Filter this material down to the lines that hold "الأفكار", copying each one.

▽

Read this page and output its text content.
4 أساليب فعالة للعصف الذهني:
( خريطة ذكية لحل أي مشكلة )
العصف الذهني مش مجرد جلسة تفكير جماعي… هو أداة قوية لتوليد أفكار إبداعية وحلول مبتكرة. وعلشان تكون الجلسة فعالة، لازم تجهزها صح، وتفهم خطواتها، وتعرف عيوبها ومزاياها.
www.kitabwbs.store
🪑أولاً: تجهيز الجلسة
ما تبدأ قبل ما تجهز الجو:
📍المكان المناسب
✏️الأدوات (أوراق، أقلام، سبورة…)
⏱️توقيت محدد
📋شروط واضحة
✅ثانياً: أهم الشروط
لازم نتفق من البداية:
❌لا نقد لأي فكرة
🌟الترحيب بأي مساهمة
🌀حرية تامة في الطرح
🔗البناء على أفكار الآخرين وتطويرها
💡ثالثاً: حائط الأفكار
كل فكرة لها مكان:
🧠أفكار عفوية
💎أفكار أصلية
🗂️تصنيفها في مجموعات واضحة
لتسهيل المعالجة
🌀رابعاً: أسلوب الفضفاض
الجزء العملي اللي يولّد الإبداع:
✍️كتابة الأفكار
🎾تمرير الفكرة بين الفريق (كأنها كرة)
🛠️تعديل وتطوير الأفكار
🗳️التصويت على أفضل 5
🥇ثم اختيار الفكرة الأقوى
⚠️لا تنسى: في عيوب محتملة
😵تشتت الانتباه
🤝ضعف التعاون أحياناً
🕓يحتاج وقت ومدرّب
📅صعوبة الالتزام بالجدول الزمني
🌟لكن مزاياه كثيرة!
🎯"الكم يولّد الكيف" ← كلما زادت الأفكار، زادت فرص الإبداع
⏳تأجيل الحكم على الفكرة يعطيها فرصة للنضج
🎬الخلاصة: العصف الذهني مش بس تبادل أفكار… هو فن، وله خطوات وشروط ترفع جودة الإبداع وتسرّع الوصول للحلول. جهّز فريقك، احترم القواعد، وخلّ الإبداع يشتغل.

△

EXPECTED OUTPUT:
💡ثالثاً: حائط الأفكار
✍️كتابة الأفكار
🛠️تعديل وتطوير الأفكار
🎯"الكم يولّد الكيف" ← كلما زادت الأفكار، زادت فرص الإبداع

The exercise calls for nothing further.